start DATA SECTION

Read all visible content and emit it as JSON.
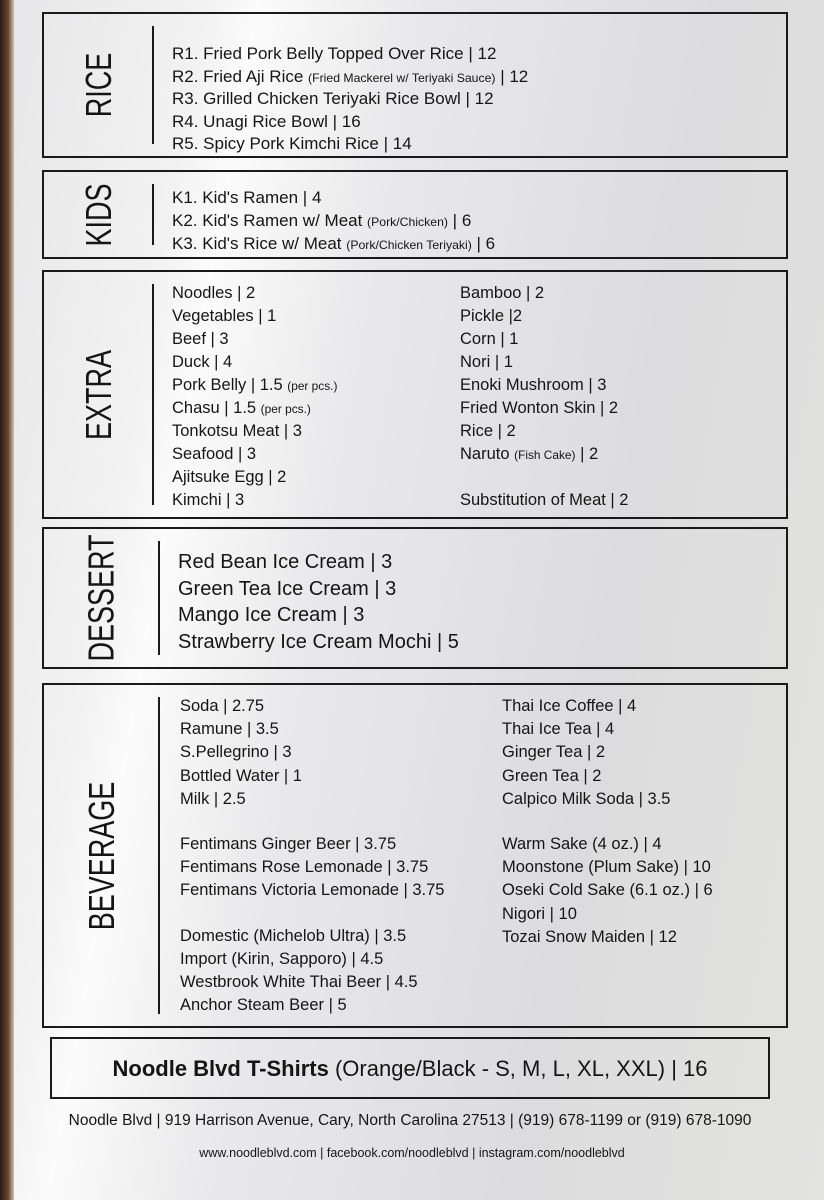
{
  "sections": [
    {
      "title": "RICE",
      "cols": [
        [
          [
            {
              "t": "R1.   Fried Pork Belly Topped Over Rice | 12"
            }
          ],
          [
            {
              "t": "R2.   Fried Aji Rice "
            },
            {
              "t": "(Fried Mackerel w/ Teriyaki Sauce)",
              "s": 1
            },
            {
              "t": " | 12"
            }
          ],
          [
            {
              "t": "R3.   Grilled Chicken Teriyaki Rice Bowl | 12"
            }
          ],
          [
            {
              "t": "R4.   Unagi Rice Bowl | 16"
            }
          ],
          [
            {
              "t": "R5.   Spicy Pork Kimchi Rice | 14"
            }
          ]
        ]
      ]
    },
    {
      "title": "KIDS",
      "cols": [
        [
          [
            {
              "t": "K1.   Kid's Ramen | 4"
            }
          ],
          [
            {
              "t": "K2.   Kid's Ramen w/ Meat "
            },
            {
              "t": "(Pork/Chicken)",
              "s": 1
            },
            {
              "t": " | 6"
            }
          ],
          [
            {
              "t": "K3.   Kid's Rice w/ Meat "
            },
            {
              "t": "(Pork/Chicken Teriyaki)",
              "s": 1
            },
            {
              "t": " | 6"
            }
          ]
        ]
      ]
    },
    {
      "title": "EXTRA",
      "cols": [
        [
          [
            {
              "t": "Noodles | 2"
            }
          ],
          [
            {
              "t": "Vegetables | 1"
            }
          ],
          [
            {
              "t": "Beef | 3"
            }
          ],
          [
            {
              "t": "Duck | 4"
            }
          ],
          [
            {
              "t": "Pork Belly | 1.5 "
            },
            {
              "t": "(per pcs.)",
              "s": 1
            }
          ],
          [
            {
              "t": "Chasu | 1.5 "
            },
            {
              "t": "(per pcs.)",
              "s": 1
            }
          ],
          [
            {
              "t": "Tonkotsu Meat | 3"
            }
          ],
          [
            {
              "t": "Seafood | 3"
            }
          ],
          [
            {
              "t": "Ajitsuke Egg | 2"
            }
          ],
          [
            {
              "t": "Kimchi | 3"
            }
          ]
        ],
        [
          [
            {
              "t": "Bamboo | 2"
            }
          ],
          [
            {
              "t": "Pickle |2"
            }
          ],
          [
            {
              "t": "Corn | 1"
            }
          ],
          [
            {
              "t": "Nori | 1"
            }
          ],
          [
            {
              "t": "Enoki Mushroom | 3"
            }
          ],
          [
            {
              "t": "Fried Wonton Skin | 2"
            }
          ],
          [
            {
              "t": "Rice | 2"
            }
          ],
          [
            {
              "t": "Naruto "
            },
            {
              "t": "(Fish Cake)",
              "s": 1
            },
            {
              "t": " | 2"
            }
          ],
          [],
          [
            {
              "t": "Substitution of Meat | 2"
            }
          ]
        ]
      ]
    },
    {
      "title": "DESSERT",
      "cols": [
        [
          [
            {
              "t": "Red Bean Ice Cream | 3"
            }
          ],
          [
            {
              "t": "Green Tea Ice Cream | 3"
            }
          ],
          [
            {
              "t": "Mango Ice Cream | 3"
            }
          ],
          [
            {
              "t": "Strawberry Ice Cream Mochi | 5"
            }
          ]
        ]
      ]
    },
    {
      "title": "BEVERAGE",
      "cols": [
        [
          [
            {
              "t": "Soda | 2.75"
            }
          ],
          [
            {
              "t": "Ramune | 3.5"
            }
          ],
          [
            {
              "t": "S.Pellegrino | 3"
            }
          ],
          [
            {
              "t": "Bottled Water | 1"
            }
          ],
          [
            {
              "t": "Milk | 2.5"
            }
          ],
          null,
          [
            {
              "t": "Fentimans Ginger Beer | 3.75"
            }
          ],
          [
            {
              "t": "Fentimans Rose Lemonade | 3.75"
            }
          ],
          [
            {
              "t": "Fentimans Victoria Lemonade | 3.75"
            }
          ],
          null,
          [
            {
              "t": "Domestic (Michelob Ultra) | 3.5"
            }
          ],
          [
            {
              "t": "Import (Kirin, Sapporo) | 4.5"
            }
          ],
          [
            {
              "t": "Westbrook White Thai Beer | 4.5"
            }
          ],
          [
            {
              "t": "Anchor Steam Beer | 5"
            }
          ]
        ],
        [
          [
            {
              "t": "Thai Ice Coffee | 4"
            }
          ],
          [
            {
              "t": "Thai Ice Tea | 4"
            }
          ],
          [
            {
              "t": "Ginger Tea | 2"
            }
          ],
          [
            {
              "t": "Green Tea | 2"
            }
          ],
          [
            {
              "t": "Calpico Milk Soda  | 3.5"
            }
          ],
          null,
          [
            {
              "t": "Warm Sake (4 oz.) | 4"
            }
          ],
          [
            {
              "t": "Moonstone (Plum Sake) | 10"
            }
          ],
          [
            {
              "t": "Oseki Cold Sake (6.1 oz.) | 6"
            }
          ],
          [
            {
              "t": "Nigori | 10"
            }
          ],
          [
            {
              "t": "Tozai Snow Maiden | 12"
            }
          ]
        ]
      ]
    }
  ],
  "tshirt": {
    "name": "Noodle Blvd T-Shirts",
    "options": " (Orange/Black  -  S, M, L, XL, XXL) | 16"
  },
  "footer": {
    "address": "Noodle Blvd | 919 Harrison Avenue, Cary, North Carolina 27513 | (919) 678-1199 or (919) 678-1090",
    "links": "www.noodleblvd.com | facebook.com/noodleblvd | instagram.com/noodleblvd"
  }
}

end DATA SECTION

The answer is the number of lines in the preceding material that hold "Sake"; write that number and nothing else.

§ **TASK ANSWER**
3